# Short exercise:
Select lines where the word "about" appears.

# Dataset records:

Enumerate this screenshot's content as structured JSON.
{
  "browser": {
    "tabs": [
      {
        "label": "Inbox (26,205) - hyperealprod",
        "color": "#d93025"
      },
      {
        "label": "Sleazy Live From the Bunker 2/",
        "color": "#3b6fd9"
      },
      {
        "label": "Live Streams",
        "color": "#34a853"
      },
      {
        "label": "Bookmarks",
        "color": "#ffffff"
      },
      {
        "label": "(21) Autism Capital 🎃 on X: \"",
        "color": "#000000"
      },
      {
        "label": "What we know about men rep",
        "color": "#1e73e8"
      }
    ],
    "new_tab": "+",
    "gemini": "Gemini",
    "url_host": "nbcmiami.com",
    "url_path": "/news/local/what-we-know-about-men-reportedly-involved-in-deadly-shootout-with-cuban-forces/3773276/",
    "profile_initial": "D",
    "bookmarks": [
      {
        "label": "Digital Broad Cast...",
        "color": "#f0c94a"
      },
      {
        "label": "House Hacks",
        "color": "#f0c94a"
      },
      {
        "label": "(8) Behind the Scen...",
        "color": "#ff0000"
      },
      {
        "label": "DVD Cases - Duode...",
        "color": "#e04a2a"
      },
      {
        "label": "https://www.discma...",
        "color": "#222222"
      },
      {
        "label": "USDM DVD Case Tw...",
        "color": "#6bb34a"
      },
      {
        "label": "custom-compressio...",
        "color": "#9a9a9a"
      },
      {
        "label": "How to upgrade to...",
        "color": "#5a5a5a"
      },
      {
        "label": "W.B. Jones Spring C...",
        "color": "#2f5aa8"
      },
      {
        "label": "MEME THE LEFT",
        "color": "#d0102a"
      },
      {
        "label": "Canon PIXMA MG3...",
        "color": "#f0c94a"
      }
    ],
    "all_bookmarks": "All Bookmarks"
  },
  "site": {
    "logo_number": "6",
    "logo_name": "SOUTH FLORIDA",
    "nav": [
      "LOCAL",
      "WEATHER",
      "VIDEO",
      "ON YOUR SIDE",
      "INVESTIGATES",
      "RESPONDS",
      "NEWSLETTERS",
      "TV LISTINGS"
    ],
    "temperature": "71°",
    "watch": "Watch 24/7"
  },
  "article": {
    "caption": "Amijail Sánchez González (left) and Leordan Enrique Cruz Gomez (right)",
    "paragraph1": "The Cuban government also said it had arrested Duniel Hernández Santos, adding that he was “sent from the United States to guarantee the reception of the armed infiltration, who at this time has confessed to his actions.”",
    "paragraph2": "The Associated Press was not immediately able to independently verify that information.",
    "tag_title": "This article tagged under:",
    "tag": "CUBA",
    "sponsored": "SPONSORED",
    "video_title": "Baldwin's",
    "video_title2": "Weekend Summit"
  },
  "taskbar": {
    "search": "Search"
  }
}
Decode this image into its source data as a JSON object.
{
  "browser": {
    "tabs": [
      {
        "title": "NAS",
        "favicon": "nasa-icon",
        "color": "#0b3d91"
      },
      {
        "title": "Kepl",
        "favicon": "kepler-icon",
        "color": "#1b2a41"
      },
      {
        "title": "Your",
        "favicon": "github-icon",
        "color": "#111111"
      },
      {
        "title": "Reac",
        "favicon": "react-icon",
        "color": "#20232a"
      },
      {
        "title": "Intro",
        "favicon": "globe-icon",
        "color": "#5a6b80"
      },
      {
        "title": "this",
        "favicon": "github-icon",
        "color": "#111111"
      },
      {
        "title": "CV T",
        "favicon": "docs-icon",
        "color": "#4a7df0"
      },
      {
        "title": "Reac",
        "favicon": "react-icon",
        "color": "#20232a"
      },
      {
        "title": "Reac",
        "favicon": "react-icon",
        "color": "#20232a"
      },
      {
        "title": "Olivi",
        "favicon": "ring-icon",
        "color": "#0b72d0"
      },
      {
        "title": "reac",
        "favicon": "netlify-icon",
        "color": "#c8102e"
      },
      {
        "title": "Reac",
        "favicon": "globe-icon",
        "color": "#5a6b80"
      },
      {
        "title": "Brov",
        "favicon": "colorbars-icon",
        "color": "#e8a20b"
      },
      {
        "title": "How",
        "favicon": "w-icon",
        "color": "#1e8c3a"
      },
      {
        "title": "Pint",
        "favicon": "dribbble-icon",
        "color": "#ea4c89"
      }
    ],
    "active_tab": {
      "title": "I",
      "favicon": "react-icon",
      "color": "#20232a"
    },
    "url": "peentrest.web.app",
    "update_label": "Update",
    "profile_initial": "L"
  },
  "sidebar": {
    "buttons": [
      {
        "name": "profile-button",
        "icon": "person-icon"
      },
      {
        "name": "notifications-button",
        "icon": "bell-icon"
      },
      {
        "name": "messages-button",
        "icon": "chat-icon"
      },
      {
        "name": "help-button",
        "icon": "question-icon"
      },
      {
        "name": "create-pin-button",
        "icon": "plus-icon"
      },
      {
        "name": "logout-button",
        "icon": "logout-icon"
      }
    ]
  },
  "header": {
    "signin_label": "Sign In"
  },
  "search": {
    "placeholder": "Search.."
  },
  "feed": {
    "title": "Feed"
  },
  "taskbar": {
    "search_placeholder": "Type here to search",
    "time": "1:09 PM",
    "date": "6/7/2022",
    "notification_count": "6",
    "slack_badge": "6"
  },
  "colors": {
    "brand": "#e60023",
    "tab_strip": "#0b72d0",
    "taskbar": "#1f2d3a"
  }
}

# Finished answer:
        "label": "What we know about men rep",
    "url_path": "/news/local/what-we-know-about-men-reportedly-involved-in-deadly-shootout-with-cuban-forces/3773276/",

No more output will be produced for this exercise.